--- START OF Given entries ---

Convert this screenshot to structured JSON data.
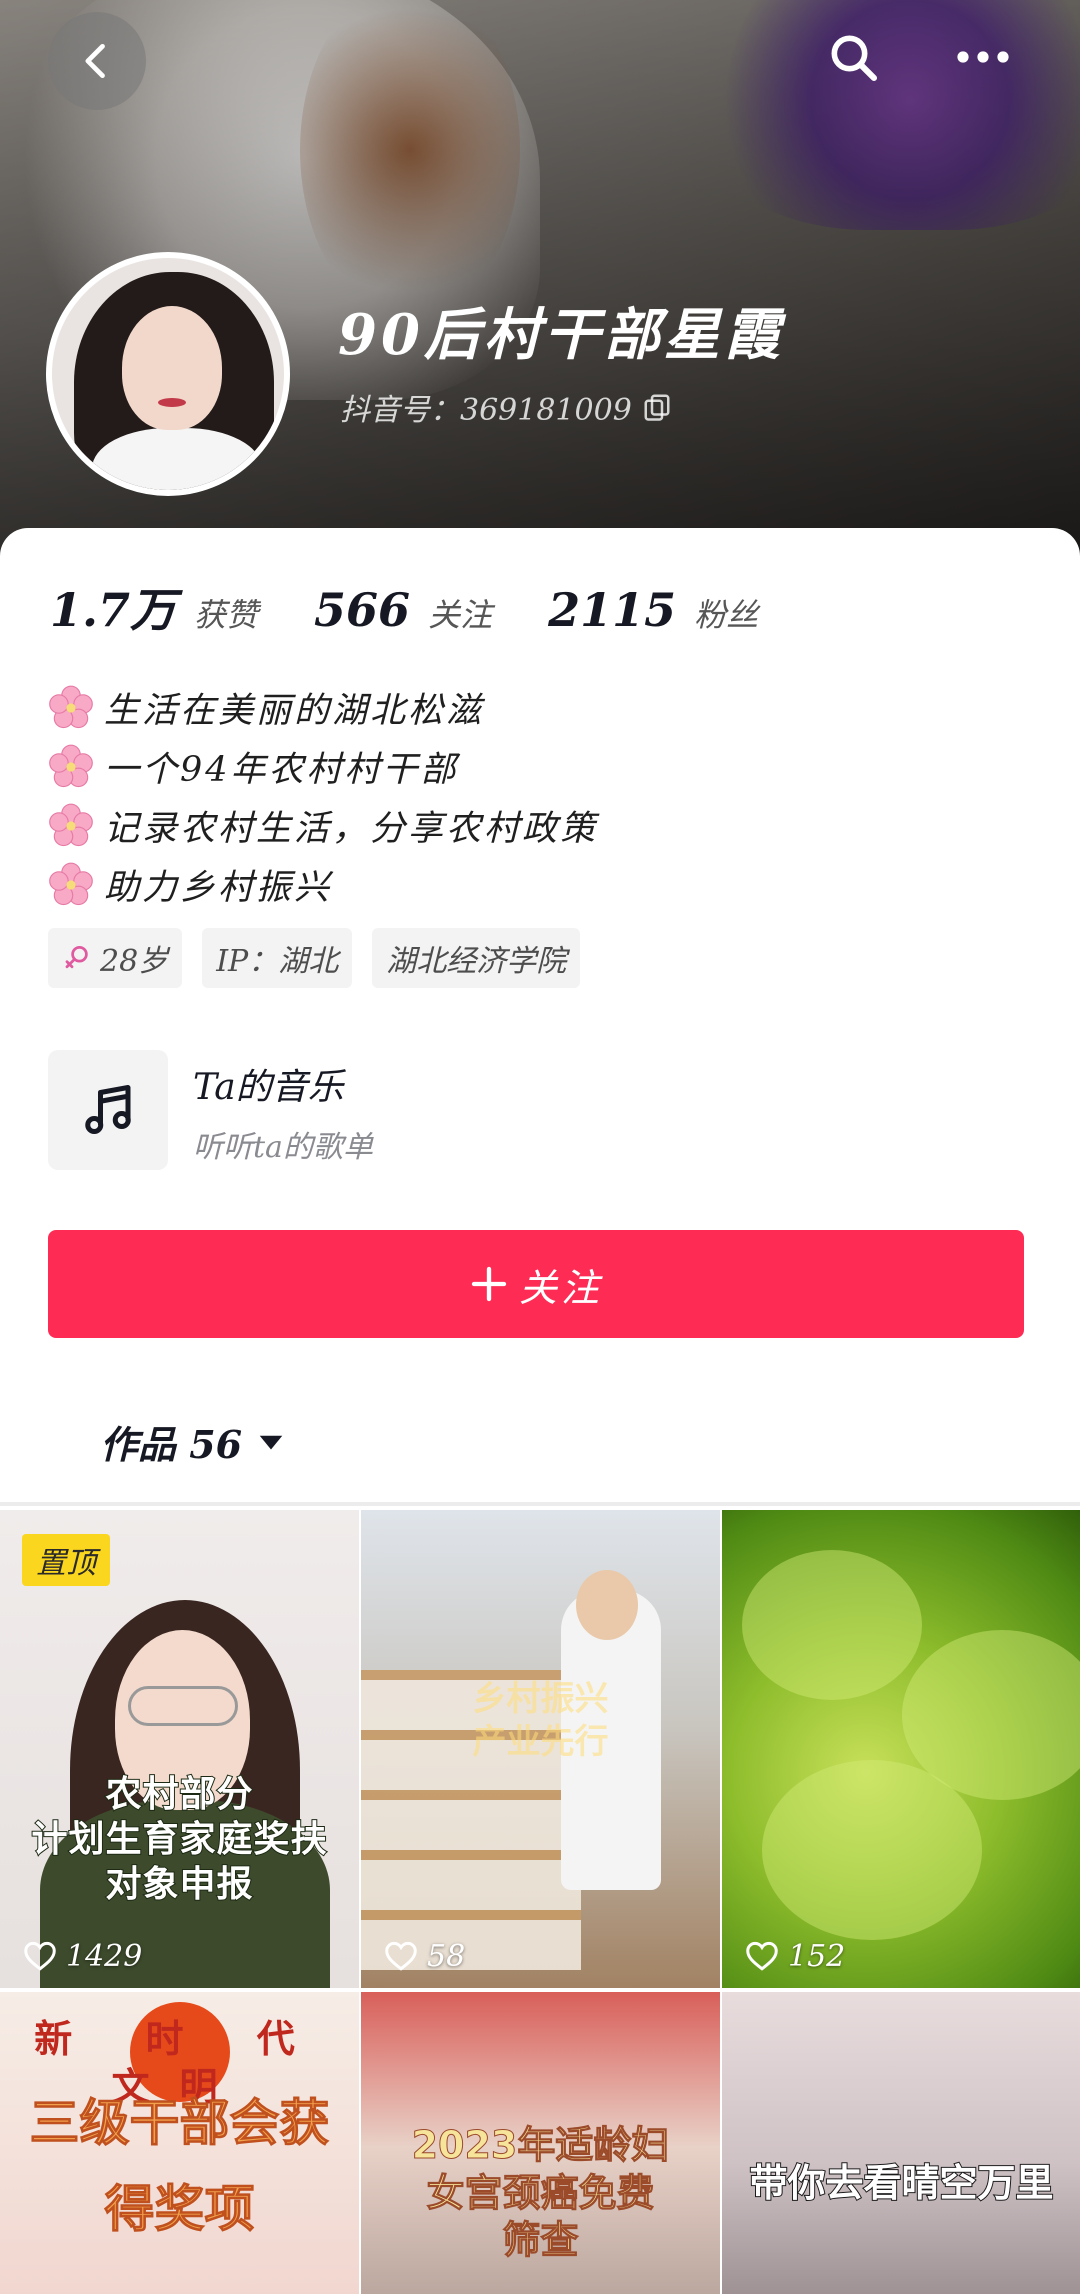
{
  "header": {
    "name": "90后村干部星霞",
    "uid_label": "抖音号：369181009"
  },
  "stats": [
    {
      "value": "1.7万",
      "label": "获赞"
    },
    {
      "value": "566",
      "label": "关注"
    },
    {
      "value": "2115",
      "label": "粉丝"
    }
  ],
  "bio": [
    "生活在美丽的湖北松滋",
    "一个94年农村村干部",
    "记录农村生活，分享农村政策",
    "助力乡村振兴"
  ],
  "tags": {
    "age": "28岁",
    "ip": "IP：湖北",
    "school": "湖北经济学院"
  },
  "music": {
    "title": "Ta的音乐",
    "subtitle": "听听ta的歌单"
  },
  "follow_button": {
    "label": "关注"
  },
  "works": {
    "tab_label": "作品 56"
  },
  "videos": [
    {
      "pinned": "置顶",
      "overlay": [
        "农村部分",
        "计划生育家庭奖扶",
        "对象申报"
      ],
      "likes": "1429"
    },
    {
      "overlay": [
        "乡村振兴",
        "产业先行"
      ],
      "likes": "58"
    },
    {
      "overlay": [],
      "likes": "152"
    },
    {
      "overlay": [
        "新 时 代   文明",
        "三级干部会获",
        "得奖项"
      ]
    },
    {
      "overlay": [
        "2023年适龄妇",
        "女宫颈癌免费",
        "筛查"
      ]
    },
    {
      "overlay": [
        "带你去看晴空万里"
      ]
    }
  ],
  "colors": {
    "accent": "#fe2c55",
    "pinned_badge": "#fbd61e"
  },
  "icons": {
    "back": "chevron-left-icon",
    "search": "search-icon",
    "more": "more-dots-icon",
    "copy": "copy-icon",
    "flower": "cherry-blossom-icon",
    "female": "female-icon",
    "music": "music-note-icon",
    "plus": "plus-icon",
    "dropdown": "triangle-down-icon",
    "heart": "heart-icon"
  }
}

--- END OF Given entries ---

### Exercise requirements
Leaving the pictures aside, transcribe the entire listing exactly.

### Exercise result
Convert this screenshot to structured JSON data.
{
  "header": {
    "name": "90后村干部星霞",
    "uid_label": "抖音号：369181009"
  },
  "stats": [
    {
      "value": "1.7万",
      "label": "获赞"
    },
    {
      "value": "566",
      "label": "关注"
    },
    {
      "value": "2115",
      "label": "粉丝"
    }
  ],
  "bio": [
    "生活在美丽的湖北松滋",
    "一个94年农村村干部",
    "记录农村生活，分享农村政策",
    "助力乡村振兴"
  ],
  "tags": {
    "age": "28岁",
    "ip": "IP：湖北",
    "school": "湖北经济学院"
  },
  "music": {
    "title": "Ta的音乐",
    "subtitle": "听听ta的歌单"
  },
  "follow_button": {
    "label": "关注"
  },
  "works": {
    "tab_label": "作品 56"
  },
  "videos": [
    {
      "pinned": "置顶",
      "overlay": [
        "农村部分",
        "计划生育家庭奖扶",
        "对象申报"
      ],
      "likes": "1429"
    },
    {
      "overlay": [
        "乡村振兴",
        "产业先行"
      ],
      "likes": "58"
    },
    {
      "overlay": [],
      "likes": "152"
    },
    {
      "overlay": [
        "新 时 代   文明",
        "三级干部会获",
        "得奖项"
      ]
    },
    {
      "overlay": [
        "2023年适龄妇",
        "女宫颈癌免费",
        "筛查"
      ]
    },
    {
      "overlay": [
        "带你去看晴空万里"
      ]
    }
  ],
  "colors": {
    "accent": "#fe2c55",
    "pinned_badge": "#fbd61e"
  },
  "icons": {
    "back": "chevron-left-icon",
    "search": "search-icon",
    "more": "more-dots-icon",
    "copy": "copy-icon",
    "flower": "cherry-blossom-icon",
    "female": "female-icon",
    "music": "music-note-icon",
    "plus": "plus-icon",
    "dropdown": "triangle-down-icon",
    "heart": "heart-icon"
  }
}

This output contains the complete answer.